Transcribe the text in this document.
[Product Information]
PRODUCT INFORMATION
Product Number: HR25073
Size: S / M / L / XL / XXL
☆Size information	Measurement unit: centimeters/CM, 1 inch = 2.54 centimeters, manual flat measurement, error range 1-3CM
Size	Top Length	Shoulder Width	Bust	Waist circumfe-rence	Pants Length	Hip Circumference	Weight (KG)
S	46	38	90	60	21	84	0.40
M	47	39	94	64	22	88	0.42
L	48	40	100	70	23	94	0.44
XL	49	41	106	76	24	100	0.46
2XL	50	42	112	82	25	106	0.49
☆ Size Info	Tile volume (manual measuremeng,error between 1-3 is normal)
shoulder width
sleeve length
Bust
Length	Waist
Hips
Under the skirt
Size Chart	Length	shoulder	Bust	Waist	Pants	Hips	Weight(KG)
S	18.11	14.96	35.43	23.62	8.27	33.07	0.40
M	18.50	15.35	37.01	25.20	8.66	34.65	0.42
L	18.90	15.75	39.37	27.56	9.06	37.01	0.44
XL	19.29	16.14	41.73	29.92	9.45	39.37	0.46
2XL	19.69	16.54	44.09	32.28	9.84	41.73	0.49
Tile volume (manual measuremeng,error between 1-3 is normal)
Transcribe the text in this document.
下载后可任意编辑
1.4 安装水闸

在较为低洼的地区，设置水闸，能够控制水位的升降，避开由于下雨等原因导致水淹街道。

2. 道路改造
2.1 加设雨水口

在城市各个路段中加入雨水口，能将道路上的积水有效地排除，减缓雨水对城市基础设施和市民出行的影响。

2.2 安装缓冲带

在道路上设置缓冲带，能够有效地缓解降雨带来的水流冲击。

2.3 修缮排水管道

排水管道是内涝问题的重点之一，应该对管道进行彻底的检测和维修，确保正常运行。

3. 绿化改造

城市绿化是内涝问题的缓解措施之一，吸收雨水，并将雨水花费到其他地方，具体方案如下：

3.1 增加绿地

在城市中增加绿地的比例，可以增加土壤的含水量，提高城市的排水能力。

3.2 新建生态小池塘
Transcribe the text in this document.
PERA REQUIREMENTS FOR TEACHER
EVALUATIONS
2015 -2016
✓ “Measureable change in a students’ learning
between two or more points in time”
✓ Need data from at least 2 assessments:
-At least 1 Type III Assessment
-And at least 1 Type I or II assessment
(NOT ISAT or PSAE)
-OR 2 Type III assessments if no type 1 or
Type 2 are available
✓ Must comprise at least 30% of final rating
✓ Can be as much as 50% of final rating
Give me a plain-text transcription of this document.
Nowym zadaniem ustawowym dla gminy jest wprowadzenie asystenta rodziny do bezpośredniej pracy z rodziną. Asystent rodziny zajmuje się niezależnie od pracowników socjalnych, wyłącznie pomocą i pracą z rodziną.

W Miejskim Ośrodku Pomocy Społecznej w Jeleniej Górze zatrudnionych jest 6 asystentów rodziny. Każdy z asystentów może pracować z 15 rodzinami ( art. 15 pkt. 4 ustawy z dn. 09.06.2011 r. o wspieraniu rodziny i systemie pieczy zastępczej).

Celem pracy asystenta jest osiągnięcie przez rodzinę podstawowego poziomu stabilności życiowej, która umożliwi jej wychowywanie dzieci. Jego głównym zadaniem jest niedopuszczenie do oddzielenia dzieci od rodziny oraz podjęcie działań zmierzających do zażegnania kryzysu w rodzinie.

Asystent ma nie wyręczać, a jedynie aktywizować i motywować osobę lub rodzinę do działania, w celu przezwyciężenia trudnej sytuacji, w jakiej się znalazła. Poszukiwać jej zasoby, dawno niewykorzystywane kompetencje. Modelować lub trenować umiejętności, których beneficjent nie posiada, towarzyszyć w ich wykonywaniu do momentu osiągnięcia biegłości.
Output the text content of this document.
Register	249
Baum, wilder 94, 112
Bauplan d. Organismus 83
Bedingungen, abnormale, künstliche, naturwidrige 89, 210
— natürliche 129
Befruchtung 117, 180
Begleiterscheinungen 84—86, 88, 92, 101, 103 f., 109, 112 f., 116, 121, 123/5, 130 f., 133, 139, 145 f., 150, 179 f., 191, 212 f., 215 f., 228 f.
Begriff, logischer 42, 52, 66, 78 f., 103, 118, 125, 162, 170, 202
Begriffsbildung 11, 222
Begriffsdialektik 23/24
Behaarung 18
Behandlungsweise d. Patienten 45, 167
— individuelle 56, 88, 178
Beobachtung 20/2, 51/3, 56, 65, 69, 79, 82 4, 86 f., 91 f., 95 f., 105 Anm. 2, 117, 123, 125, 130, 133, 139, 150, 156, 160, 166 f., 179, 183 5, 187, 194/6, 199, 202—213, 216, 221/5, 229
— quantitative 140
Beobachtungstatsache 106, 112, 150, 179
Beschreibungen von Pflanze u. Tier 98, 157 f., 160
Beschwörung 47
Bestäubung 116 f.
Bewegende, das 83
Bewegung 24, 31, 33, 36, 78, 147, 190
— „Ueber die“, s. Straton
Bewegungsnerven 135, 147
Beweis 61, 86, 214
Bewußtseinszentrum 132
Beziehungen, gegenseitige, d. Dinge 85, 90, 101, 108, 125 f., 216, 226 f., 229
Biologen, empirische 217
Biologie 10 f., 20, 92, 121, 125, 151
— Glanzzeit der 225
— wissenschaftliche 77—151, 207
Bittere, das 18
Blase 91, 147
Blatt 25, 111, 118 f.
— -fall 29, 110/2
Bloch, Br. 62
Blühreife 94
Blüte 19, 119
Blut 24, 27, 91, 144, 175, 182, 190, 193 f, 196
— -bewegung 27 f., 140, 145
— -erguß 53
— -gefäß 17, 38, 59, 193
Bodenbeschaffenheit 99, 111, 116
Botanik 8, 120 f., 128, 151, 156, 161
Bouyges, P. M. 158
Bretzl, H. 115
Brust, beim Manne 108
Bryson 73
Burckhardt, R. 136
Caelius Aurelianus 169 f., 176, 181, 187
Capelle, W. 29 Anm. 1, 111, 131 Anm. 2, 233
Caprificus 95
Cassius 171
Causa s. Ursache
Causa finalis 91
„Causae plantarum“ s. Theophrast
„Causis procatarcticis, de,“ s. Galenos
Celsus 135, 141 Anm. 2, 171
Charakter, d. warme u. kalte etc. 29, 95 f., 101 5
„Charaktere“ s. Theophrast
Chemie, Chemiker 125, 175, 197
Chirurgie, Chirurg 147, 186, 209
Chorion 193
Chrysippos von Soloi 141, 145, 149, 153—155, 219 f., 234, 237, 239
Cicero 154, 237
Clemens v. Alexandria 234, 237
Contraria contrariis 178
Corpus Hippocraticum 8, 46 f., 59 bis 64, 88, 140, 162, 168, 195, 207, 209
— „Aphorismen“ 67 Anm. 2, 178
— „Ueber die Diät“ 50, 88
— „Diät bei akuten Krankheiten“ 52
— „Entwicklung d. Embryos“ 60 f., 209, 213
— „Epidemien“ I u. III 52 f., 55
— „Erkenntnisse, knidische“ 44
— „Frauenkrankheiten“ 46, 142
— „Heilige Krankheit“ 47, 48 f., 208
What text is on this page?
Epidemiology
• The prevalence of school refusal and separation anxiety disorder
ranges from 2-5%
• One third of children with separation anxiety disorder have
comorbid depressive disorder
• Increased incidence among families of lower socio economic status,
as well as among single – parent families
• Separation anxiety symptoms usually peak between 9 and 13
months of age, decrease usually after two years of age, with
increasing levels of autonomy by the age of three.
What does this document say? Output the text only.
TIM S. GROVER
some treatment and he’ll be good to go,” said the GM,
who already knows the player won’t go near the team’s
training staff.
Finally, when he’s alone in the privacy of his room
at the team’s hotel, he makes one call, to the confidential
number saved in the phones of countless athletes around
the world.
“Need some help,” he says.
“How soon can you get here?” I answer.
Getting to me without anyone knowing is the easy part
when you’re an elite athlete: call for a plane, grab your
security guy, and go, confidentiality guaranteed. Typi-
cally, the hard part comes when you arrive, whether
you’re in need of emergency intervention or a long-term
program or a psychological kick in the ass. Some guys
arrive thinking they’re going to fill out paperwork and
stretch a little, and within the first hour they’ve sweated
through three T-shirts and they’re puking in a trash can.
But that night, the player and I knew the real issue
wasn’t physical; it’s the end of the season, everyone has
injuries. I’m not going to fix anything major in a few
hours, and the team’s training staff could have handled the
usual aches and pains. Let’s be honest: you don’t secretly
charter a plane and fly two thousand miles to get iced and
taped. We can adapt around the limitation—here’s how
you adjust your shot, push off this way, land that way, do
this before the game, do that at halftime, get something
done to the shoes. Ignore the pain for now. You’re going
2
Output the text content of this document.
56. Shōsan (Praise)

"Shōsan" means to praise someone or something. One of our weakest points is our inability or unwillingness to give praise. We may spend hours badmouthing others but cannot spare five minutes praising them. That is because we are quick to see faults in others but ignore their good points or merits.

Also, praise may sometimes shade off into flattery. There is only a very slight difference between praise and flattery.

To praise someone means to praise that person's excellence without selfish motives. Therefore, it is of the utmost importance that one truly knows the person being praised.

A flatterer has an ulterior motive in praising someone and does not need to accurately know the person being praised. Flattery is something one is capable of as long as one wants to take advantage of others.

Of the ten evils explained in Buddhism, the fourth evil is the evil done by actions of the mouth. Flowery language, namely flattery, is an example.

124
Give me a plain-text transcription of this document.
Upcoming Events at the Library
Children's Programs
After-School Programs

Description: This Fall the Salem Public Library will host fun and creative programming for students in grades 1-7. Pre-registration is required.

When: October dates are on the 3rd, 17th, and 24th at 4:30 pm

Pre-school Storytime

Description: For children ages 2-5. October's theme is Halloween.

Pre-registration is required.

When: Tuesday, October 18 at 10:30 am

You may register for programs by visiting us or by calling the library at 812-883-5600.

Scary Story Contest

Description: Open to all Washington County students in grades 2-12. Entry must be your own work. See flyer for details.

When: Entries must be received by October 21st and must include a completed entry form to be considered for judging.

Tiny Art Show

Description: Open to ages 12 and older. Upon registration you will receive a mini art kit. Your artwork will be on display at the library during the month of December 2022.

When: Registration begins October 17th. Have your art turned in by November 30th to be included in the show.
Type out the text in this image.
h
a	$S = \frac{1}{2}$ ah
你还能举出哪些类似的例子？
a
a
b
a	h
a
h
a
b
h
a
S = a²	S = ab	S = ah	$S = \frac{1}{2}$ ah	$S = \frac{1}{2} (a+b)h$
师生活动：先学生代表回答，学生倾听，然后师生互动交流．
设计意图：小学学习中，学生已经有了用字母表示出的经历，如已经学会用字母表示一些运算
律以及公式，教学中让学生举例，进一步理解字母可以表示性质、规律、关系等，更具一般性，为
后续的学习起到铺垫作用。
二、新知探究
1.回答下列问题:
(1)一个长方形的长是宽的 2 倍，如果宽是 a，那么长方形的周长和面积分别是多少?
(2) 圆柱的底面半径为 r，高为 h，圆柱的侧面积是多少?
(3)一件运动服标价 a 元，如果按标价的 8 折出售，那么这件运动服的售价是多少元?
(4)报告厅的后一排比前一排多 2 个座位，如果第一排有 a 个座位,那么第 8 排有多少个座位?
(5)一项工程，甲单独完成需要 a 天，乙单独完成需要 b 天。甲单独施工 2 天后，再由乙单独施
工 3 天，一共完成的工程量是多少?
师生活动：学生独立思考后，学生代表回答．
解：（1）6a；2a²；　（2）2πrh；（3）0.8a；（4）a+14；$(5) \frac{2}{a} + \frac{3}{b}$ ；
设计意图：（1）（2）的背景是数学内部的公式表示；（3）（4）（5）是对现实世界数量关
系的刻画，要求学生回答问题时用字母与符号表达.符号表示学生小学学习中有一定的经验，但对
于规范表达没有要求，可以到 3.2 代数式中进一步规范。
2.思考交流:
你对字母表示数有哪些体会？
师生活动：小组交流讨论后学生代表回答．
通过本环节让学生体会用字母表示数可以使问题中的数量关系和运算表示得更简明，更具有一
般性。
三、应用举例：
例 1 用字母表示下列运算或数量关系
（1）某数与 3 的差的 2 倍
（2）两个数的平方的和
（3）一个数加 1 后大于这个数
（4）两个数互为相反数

+-------+

● **THE REQUEST**: Pick out each line containing "around" and report it.

● **EXERCISE OUTPUT**:
number saved in the phones of countless athletes around
taped. We can adapt around the limitation—here’s how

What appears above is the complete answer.